| Problem to solve |
Starting at the beginning of the records and ending at the line that contains "input-password[interactable] (270, 263, 710, 281)", write those lines out again, substituting "Account setup" for "Profile setup" and changing nothing else.

(Coordinate annotation records)
__________
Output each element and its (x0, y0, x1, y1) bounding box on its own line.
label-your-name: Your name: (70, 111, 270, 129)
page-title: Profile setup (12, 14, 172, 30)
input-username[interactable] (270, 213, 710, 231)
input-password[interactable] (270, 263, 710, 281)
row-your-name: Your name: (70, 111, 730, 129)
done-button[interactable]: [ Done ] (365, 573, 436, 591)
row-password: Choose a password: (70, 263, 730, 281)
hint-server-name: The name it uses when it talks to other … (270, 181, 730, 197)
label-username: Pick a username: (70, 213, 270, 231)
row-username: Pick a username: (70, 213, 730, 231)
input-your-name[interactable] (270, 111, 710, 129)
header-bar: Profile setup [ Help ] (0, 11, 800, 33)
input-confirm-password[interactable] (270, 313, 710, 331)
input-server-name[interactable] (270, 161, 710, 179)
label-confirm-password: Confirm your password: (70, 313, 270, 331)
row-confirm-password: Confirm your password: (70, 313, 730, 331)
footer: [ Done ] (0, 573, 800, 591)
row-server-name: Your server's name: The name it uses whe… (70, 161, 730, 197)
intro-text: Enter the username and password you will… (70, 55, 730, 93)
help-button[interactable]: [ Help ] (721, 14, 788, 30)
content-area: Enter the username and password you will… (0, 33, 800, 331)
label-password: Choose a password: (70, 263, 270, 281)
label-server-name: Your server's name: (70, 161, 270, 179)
__________
| Answer to the exercise |
Output each element and its (x0, y0, x1, y1) bounding box on its own line.
label-your-name: Your name: (70, 111, 270, 129)
page-title: Account setup (12, 14, 172, 30)
input-username[interactable] (270, 213, 710, 231)
input-password[interactable] (270, 263, 710, 281)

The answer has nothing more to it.